- **INPUT DATA**
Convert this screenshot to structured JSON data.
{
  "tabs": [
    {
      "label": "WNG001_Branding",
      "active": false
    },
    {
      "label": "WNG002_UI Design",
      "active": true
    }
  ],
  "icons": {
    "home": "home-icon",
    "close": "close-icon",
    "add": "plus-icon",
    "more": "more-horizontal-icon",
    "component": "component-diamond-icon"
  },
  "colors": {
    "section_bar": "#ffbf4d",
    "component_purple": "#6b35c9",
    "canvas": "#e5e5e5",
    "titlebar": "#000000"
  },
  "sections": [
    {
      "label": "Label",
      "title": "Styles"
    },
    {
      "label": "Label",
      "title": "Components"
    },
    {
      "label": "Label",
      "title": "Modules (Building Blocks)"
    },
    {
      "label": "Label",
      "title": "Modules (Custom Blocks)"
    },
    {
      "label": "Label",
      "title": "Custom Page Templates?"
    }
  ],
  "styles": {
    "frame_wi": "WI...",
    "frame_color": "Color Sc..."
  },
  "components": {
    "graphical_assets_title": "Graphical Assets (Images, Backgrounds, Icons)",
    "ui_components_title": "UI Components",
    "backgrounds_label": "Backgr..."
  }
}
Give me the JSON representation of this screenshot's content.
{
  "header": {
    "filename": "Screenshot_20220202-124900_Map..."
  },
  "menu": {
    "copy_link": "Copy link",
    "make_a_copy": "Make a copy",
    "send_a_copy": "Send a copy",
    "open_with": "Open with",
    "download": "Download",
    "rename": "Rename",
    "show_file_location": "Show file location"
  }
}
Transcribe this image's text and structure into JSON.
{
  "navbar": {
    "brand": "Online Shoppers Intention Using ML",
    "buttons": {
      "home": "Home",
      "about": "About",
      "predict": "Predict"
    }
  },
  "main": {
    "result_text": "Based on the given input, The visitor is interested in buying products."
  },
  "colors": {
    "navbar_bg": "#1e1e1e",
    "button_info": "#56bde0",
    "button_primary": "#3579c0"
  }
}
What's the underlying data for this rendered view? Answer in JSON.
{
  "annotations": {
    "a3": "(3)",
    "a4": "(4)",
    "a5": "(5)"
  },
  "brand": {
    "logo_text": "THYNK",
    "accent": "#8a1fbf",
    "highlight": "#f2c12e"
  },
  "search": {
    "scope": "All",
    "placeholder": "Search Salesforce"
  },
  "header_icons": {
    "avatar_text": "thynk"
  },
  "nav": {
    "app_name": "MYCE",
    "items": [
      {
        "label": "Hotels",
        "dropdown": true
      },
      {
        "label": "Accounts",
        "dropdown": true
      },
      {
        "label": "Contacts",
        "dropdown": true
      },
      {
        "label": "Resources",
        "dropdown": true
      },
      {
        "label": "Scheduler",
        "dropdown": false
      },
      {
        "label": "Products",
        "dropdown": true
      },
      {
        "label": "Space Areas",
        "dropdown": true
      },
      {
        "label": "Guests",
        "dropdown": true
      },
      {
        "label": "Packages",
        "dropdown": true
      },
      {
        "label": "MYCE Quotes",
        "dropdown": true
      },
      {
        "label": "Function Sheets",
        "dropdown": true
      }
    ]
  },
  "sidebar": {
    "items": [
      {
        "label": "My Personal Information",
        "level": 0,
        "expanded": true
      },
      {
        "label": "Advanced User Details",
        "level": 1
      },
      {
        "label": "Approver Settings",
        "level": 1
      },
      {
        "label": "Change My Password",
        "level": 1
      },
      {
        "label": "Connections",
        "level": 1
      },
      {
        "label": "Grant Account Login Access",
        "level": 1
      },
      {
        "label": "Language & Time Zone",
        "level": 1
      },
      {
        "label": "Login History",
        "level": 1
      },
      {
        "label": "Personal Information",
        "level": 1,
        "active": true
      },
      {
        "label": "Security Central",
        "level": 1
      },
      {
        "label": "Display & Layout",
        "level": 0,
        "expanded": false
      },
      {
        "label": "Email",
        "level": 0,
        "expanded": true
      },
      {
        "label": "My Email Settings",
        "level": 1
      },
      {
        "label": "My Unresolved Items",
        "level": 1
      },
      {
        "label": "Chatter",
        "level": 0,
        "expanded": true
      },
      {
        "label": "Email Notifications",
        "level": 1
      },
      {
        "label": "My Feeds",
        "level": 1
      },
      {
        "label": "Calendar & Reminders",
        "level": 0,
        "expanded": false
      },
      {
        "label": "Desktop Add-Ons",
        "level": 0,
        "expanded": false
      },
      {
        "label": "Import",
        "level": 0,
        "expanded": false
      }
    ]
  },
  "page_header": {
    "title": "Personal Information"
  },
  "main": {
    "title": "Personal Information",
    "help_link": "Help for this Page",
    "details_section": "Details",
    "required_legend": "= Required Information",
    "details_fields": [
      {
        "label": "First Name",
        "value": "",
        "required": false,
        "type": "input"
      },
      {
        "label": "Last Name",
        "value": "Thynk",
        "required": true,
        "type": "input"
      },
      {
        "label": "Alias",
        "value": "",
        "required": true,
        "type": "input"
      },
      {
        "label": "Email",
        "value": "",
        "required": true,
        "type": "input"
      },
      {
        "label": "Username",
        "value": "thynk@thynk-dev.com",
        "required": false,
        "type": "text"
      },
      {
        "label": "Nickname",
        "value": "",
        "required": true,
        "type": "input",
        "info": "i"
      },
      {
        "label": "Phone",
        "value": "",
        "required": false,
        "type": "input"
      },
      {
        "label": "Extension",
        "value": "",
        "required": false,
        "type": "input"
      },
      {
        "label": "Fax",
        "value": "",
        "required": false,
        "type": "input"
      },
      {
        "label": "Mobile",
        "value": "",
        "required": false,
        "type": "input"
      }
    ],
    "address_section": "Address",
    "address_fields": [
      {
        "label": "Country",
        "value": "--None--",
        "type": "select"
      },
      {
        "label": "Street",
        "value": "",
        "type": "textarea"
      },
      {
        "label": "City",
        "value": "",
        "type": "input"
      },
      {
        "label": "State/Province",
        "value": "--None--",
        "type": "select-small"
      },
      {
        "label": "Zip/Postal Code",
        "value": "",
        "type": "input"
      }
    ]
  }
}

- **INSTRUCTION**
Take the lines above and retype all of them exactly.

- **THE RESPONSE**
Convert this screenshot to structured JSON data.
{
  "tabs": [
    {
      "label": "WNG001_Branding",
      "active": false
    },
    {
      "label": "WNG002_UI Design",
      "active": true
    }
  ],
  "icons": {
    "home": "home-icon",
    "close": "close-icon",
    "add": "plus-icon",
    "more": "more-horizontal-icon",
    "component": "component-diamond-icon"
  },
  "colors": {
    "section_bar": "#ffbf4d",
    "component_purple": "#6b35c9",
    "canvas": "#e5e5e5",
    "titlebar": "#000000"
  },
  "sections": [
    {
      "label": "Label",
      "title": "Styles"
    },
    {
      "label": "Label",
      "title": "Components"
    },
    {
      "label": "Label",
      "title": "Modules (Building Blocks)"
    },
    {
      "label": "Label",
      "title": "Modules (Custom Blocks)"
    },
    {
      "label": "Label",
      "title": "Custom Page Templates?"
    }
  ],
  "styles": {
    "frame_wi": "WI...",
    "frame_color": "Color Sc..."
  },
  "components": {
    "graphical_assets_title": "Graphical Assets (Images, Backgrounds, Icons)",
    "ui_components_title": "UI Components",
    "backgrounds_label": "Backgr..."
  }
}
Give me the JSON representation of this screenshot's content.
{
  "header": {
    "filename": "Screenshot_20220202-124900_Map..."
  },
  "menu": {
    "copy_link": "Copy link",
    "make_a_copy": "Make a copy",
    "send_a_copy": "Send a copy",
    "open_with": "Open with",
    "download": "Download",
    "rename": "Rename",
    "show_file_location": "Show file location"
  }
}
Transcribe this image's text and structure into JSON.
{
  "navbar": {
    "brand": "Online Shoppers Intention Using ML",
    "buttons": {
      "home": "Home",
      "about": "About",
      "predict": "Predict"
    }
  },
  "main": {
    "result_text": "Based on the given input, The visitor is interested in buying products."
  },
  "colors": {
    "navbar_bg": "#1e1e1e",
    "button_info": "#56bde0",
    "button_primary": "#3579c0"
  }
}
What's the underlying data for this rendered view? Answer in JSON.
{
  "annotations": {
    "a3": "(3)",
    "a4": "(4)",
    "a5": "(5)"
  },
  "brand": {
    "logo_text": "THYNK",
    "accent": "#8a1fbf",
    "highlight": "#f2c12e"
  },
  "search": {
    "scope": "All",
    "placeholder": "Search Salesforce"
  },
  "header_icons": {
    "avatar_text": "thynk"
  },
  "nav": {
    "app_name": "MYCE",
    "items": [
      {
        "label": "Hotels",
        "dropdown": true
      },
      {
        "label": "Accounts",
        "dropdown": true
      },
      {
        "label": "Contacts",
        "dropdown": true
      },
      {
        "label": "Resources",
        "dropdown": true
      },
      {
        "label": "Scheduler",
        "dropdown": false
      },
      {
        "label": "Products",
        "dropdown": true
      },
      {
        "label": "Space Areas",
        "dropdown": true
      },
      {
        "label": "Guests",
        "dropdown": true
      },
      {
        "label": "Packages",
        "dropdown": true
      },
      {
        "label": "MYCE Quotes",
        "dropdown": true
      },
      {
        "label": "Function Sheets",
        "dropdown": true
      }
    ]
  },
  "sidebar": {
    "items": [
      {
        "label": "My Personal Information",
        "level": 0,
        "expanded": true
      },
      {
        "label": "Advanced User Details",
        "level": 1
      },
      {
        "label": "Approver Settings",
        "level": 1
      },
      {
        "label": "Change My Password",
        "level": 1
      },
      {
        "label": "Connections",
        "level": 1
      },
      {
        "label": "Grant Account Login Access",
        "level": 1
      },
      {
        "label": "Language & Time Zone",
        "level": 1
      },
      {
        "label": "Login History",
        "level": 1
      },
      {
        "label": "Personal Information",
        "level": 1,
        "active": true
      },
      {
        "label": "Security Central",
        "level": 1
      },
      {
        "label": "Display & Layout",
        "level": 0,
        "expanded": false
      },
      {
        "label": "Email",
        "level": 0,
        "expanded": true
      },
      {
        "label": "My Email Settings",
        "level": 1
      },
      {
        "label": "My Unresolved Items",
        "level": 1
      },
      {
        "label": "Chatter",
        "level": 0,
        "expanded": true
      },
      {
        "label": "Email Notifications",
        "level": 1
      },
      {
        "label": "My Feeds",
        "level": 1
      },
      {
        "label": "Calendar & Reminders",
        "level": 0,
        "expanded": false
      },
      {
        "label": "Desktop Add-Ons",
        "level": 0,
        "expanded": false
      },
      {
        "label": "Import",
        "level": 0,
        "expanded": false
      }
    ]
  },
  "page_header": {
    "title": "Personal Information"
  },
  "main": {
    "title": "Personal Information",
    "help_link": "Help for this Page",
    "details_section": "Details",
    "required_legend": "= Required Information",
    "details_fields": [
      {
        "label": "First Name",
        "value": "",
        "required": false,
        "type": "input"
      },
      {
        "label": "Last Name",
        "value": "Thynk",
        "required": true,
        "type": "input"
      },
      {
        "label": "Alias",
        "value": "",
        "required": true,
        "type": "input"
      },
      {
        "label": "Email",
        "value": "",
        "required": true,
        "type": "input"
      },
      {
        "label": "Username",
        "value": "thynk@thynk-dev.com",
        "required": false,
        "type": "text"
      },
      {
        "label": "Nickname",
        "value": "",
        "required": true,
        "type": "input",
        "info": "i"
      },
      {
        "label": "Phone",
        "value": "",
        "required": false,
        "type": "input"
      },
      {
        "label": "Extension",
        "value": "",
        "required": false,
        "type": "input"
      },
      {
        "label": "Fax",
        "value": "",
        "required": false,
        "type": "input"
      },
      {
        "label": "Mobile",
        "value": "",
        "required": false,
        "type": "input"
      }
    ],
    "address_section": "Address",
    "address_fields": [
      {
        "label": "Country",
        "value": "--None--",
        "type": "select"
      },
      {
        "label": "Street",
        "value": "",
        "type": "textarea"
      },
      {
        "label": "City",
        "value": "",
        "type": "input"
      },
      {
        "label": "State/Province",
        "value": "--None--",
        "type": "select-small"
      },
      {
        "label": "Zip/Postal Code",
        "value": "",
        "type": "input"
      }
    ]
  }
}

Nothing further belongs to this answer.